● **SOURCE EXCERPT**:
--- Begin ---

I thought I would post a thread that I and other users can use as a Q&A for KSP instead of posting a new thread every single time. 

90% of my questions have simple answers so it is a waste for a new thread.

Mods let me know if this is ok or not. 

Thanks everyone


----------



## Truthtrader (Jun 9, 2022)

Hey. 

First and second question on the thread.

What would be a good resource to learn more about "code" aspects of KSP. meaning that variables, arrays, for loops are pretty universal concepts. 

I ask because I don't want to invest time in a language that is too far removed from ksp.

So which language would you recommend as a good basis to develop knowledge from?

Second question.

How do macros and snippets differ and what is the benefit and draw back of each?

Thanks guys.


----------



## EvilDragon (Jun 9, 2022)

KSP syntax is (very) loosely based on Pascal, so if you're looking for closest match, that would be it.

Macros are compile time constructs that are basically text replacement tools. Snippets are simply making writing the code faster, for example you type "ife" and press Tab and you get the whole if-else construct dropped in right up.


----------



## Truthtrader (Jun 9, 2022)

EvilDragon said:


> KSP syntax is (very) loosely based on Pascal, so if you're looking for closest match, that would be it.
> 
> Macros are compile time constructs that are basically text replacement tools. Snippets are simply making writing the code faster, for example you type "ife" and press Tab and you get the whole if-else construct dropped in right up.


Thanks for the advice regarding pascal, will find a text book and study it.

so to my understanding snippets are basically macros that you dont have to have somewhere in the code. 

What i mean is that i have a file that i have stored macros in, that gets imported into my on init.

So essentially if i write these macros as snippets then i wouldnt need that macro template file?


----------



## EvilDragon (Jun 9, 2022)

I would not advise to do that. Snippets are not like KSP macros at all. Snippets just make writing code faster. Macros can do some other things, like repurposing a single block of code to do different things based on arguments you put into it. They are like apples and oranges, please don't confuse them. Keep your separate file for importing. Snippets are not changing anything there.

That said, there are only syntax similarities with Pascal. Not sure if getting a Pascal book would help you much with KSP, the purpose of each language is quite different.


----------



## Truthtrader (Jun 9, 2022)

EvilDragon said:


> I would not advise to do that. Snippets are not like KSP macros at all. Snippets just make writing code faster. Macros can do some other things, like repurposing a single block of code to do different things based on arguments you put into it. They are like apples and oranges, please don't confuse them. Keep your separate file for importing. Snippets are not changing anything there.


Ok thank you for clearing that up


----------



## d.healey (Jun 9, 2022)

Truthtrader said:


> What would be a good resource to learn more about "code" aspects of KSP. meaning that variables, arrays, for loops are pretty universal concepts.


I have some videos on YouTube and I sell some KSP tutorials at my website, link in my signature.


----------



## Truthtrader (Jun 10, 2022)

Its me Cale.

--- End ---

● **GIVEN ENTRIES**:
--- Begin ---

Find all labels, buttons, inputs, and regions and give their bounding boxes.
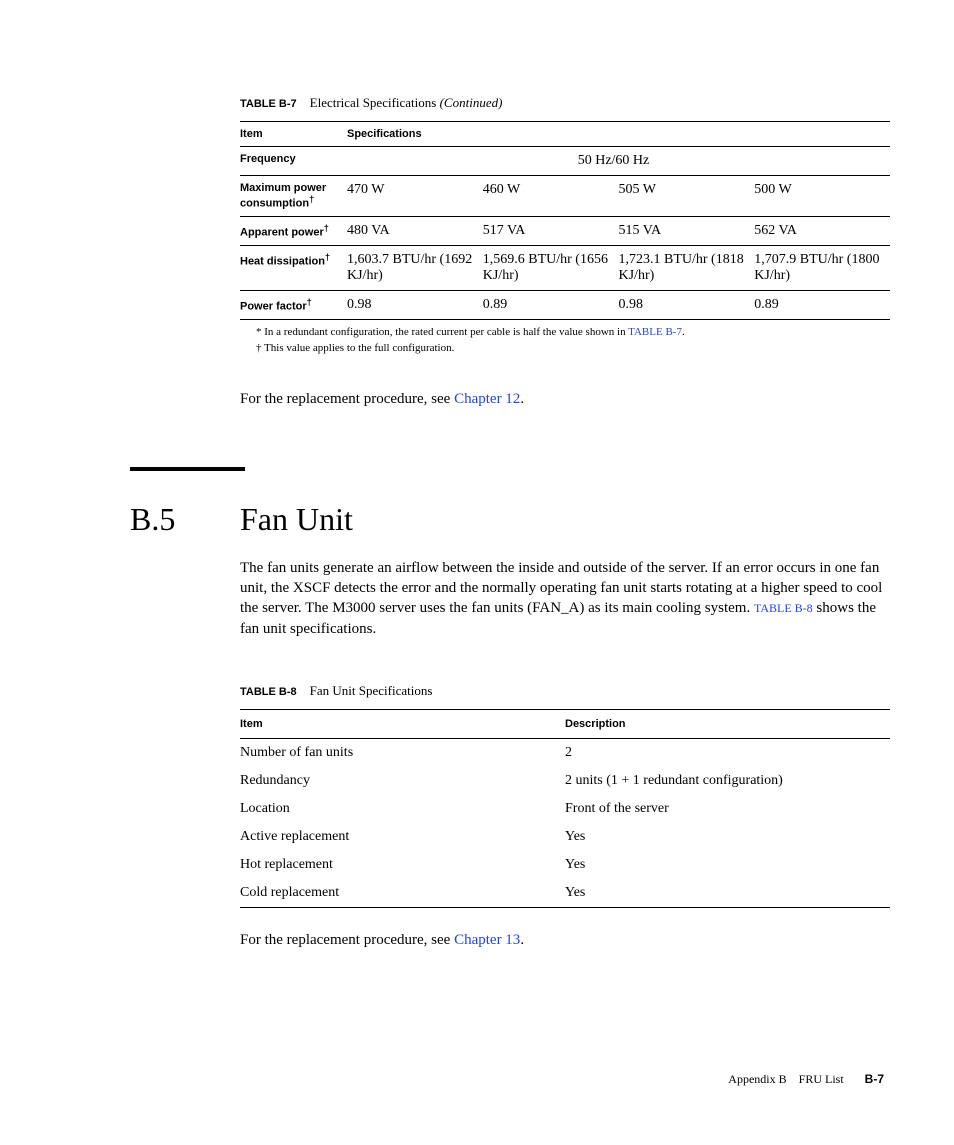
cell: 2 units (1 + 1 redundant configuration): [565, 767, 890, 795]
cell: Hot replacement: [240, 851, 565, 879]
section-heading: B.5Fan Unit: [130, 501, 884, 538]
cell: 0.89: [483, 290, 619, 319]
cell: Location: [240, 795, 565, 823]
cell: Cold replacement: [240, 879, 565, 908]
th-item2: Item: [240, 709, 565, 738]
section-number: B.5: [130, 501, 240, 538]
cell: Yes: [565, 879, 890, 908]
cell: Number of fan units: [240, 738, 565, 767]
footer-title: FRU List: [799, 1072, 844, 1086]
cell: 2: [565, 738, 890, 767]
table-b7-suffix: (Continued): [440, 95, 503, 110]
row-frequency-label: Frequency: [240, 147, 347, 176]
section-intro: The fan units generate an airflow betwee…: [240, 558, 884, 639]
footnote-star: * In a redundant configuration, the rate…: [256, 324, 884, 341]
link-table-b7[interactable]: TABLE B-7: [628, 326, 682, 338]
cell: 1,707.9 BTU/hr (1800 KJ/hr): [754, 245, 890, 290]
cell: 562 VA: [754, 216, 890, 245]
cell: 480 VA: [347, 216, 483, 245]
replacement-para-2: For the replacement procedure, see Chapt…: [240, 930, 884, 950]
section-title: Fan Unit: [240, 501, 353, 537]
cell: 1,569.6 BTU/hr (1656 KJ/hr): [483, 245, 619, 290]
link-table-b8[interactable]: TABLE B-8: [754, 601, 813, 615]
table-b7: Item Specifications Frequency 50 Hz/60 H…: [240, 121, 890, 320]
table-b7-footnotes: * In a redundant configuration, the rate…: [256, 324, 884, 357]
cell: 1,603.7 BTU/hr (1692 KJ/hr): [347, 245, 483, 290]
cell: 460 W: [483, 176, 619, 217]
table-b8-caption: TABLE B-8 Fan Unit Specifications: [240, 683, 884, 699]
footer-page: B-7: [865, 1072, 884, 1086]
replacement-para-1: For the replacement procedure, see Chapt…: [240, 389, 884, 409]
table-b8-title: Fan Unit Specifications: [310, 683, 433, 698]
row-maxpower-label: Maximum power consumption†: [240, 176, 347, 217]
cell: Yes: [565, 823, 890, 851]
th-spec: Specifications: [347, 122, 890, 147]
table-b7-label: TABLE B-7: [240, 98, 297, 110]
th-item: Item: [240, 122, 347, 147]
row-pf-label: Power factor†: [240, 290, 347, 319]
cell: 517 VA: [483, 216, 619, 245]
cell: Redundancy: [240, 767, 565, 795]
table-b7-caption: TABLE B-7 Electrical Specifications (Con…: [240, 95, 884, 111]
cell: 500 W: [754, 176, 890, 217]
cell: 505 W: [619, 176, 755, 217]
link-chapter-13[interactable]: Chapter 13: [454, 932, 520, 948]
row-apparent-label: Apparent power†: [240, 216, 347, 245]
footer-appendix: Appendix B: [728, 1072, 786, 1086]
cell: 0.98: [619, 290, 755, 319]
link-chapter-12[interactable]: Chapter 12: [454, 391, 520, 407]
table-b7-title: Electrical Specifications: [310, 95, 437, 110]
th-desc2: Description: [565, 709, 890, 738]
table-b8: Item Description Number of fan units2 Re…: [240, 709, 890, 908]
cell: 0.98: [347, 290, 483, 319]
section-rule: [130, 467, 245, 471]
cell: Active replacement: [240, 823, 565, 851]
cell: Front of the server: [565, 795, 890, 823]
cell: 1,723.1 BTU/hr (1818 KJ/hr): [619, 245, 755, 290]
cell: 470 W: [347, 176, 483, 217]
cell: 515 VA: [619, 216, 755, 245]
row-frequency-value: 50 Hz/60 Hz: [347, 147, 890, 176]
cell: 0.89: [754, 290, 890, 319]
footnote-dagger: † This value applies to the full configu…: [256, 340, 884, 357]
table-b8-label: TABLE B-8: [240, 686, 297, 698]
cell: Yes: [565, 851, 890, 879]
page-footer: Appendix B FRU List B-7: [728, 1072, 884, 1087]
row-heat-label: Heat dissipation†: [240, 245, 347, 290]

--- End ---

● **SET EXERCISE 1**: In the KSP forum thread, what happens when you type "ife" and press Tab?
● **SET EXERCISE 2**: Copy everything in the KSP forum thread from "What i mean" down to "macro template file?", word for word.

● **RESULT 1**: You get the whole if-else construct dropped in.

● **RESULT 2**:
What i mean is that i have a file that i have stored macros in, that gets imported into my on init.

So essentially if i write these macros as snippets then i wouldnt need that macro template file?